> _YOUR OBJECTIVE_
Each line of the data that includes the string "Иные" is to be copied out.

> _ENTRIES_

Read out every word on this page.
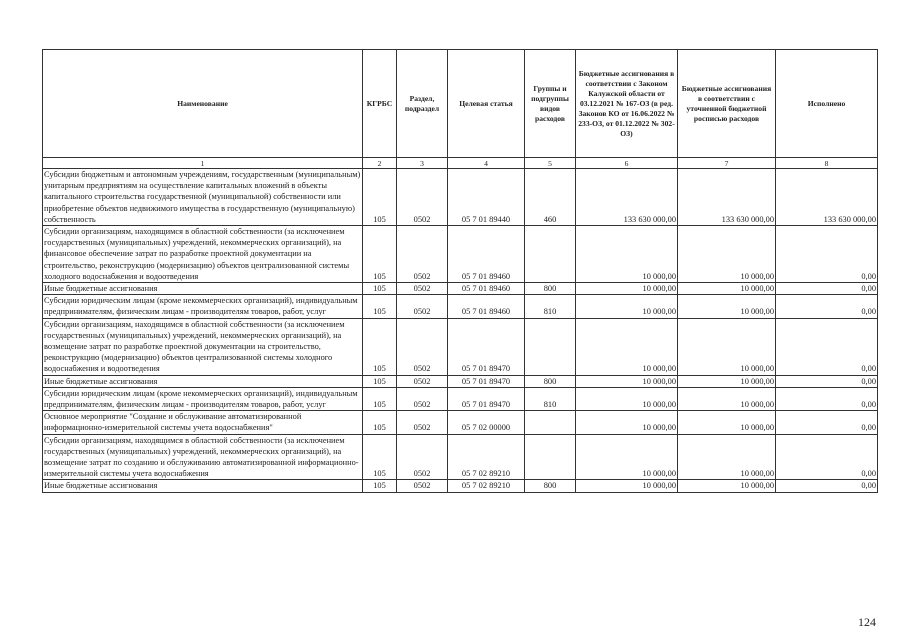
Наименование	КГРБС	Раздел, подраздел	Целевая статья	Группы и подгруппы видов расходов	Бюджетные ассигнования в соответствии с Законом Калужской области от 03.12.2021 № 167-ОЗ (в ред. Законов КО от 16.06.2022 № 233-ОЗ, от 01.12.2022 № 302-ОЗ)	Бюджетные ассигнования в соответствии с уточненной бюджетной росписью расходов	Исполнено
1	2	3	4	5	6	7	8
Субсидии бюджетным и автономным учреждениям, государственным (муниципальным) унитарным предприятиям на осуществление капитальных вложений в объекты капитального строительства государственной (муниципальной) собственности или приобретение объектов недвижимого имущества в государственную (муниципальную) собственность	105	0502	05 7 01 89440	460	133 630 000,00	133 630 000,00	133 630 000,00
Субсидии организациям, находящимся в областной собственности (за исключением государственных (муниципальных) учреждений, некоммерческих организаций), на финансовое обеспечение затрат по разработке проектной документации на строительство, реконструкцию (модернизацию) объектов централизованной системы холодного водоснабжения и водоотведения	105	0502	05 7 01 89460		10 000,00	10 000,00	0,00
Иные бюджетные ассигнования	105	0502	05 7 01 89460	800	10 000,00	10 000,00	0,00
Субсидии юридическим лицам (кроме некоммерческих организаций), индивидуальным предпринимателям, физическим лицам - производителям товаров, работ, услуг	105	0502	05 7 01 89460	810	10 000,00	10 000,00	0,00
Субсидии организациям, находящимся в областной собственности (за исключением государственных (муниципальных) учреждений, некоммерческих организаций), на возмещение затрат по разработке проектной документации на строительство, реконструкцию (модернизацию) объектов централизованной системы холодного водоснабжения и водоотведения	105	0502	05 7 01 89470		10 000,00	10 000,00	0,00
Иные бюджетные ассигнования	105	0502	05 7 01 89470	800	10 000,00	10 000,00	0,00
Субсидии юридическим лицам (кроме некоммерческих организаций), индивидуальным предпринимателям, физическим лицам - производителям товаров, работ, услуг	105	0502	05 7 01 89470	810	10 000,00	10 000,00	0,00
Основное мероприятие "Создание и обслуживание автоматизированной информационно-измерительной системы учета водоснабжения"	105	0502	05 7 02 00000		10 000,00	10 000,00	0,00
Субсидии организациям, находящимся в областной собственности (за исключением государственных (муниципальных) учреждений, некоммерческих организаций), на возмещение затрат по созданию и обслуживанию автоматизированной информационно-измерительной системы учета водоснабжения	105	0502	05 7 02 89210		10 000,00	10 000,00	0,00
Иные бюджетные ассигнования	105	0502	05 7 02 89210	800	10 000,00	10 000,00	0,00
124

> _RIGHT ANSWER_
Иные бюджетные ассигнования	105	0502	05 7 01 89460	800	10 000,00	10 000,00	0,00
Иные бюджетные ассигнования	105	0502	05 7 01 89470	800	10 000,00	10 000,00	0,00
Иные бюджетные ассигнования	105	0502	05 7 02 89210	800	10 000,00	10 000,00	0,00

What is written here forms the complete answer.